*Directions for this task:* Check each line of the material below for "czwlzx". Report how many have it, with no other words.

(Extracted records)
- - - - - - -

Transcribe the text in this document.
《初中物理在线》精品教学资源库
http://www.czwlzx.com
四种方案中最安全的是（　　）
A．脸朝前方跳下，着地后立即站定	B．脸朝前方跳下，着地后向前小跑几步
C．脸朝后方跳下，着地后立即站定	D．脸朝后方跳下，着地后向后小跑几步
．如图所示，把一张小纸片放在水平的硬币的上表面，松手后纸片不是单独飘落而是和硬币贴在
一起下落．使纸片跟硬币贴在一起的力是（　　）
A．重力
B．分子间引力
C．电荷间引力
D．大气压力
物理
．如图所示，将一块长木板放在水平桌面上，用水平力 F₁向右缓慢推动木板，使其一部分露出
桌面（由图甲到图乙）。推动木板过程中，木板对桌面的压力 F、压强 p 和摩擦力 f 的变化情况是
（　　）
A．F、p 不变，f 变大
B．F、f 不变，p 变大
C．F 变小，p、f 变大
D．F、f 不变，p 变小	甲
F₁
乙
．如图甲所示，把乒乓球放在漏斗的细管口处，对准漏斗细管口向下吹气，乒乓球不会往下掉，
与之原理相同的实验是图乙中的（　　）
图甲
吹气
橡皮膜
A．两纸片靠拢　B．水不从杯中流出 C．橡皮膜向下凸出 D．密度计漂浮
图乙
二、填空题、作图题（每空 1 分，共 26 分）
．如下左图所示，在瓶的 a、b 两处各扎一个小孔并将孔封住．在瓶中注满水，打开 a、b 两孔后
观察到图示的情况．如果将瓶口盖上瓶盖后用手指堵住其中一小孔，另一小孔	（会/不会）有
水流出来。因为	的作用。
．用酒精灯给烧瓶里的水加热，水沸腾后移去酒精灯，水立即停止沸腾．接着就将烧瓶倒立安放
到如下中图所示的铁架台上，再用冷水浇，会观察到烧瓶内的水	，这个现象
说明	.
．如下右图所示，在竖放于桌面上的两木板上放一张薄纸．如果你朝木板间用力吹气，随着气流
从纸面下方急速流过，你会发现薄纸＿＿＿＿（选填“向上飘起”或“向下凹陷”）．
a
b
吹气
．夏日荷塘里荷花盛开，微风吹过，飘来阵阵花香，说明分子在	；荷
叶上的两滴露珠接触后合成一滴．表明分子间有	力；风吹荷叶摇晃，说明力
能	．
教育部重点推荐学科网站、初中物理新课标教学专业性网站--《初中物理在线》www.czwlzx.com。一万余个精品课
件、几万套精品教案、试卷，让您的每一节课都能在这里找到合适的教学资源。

- - - - - - -

*Correct result:* 2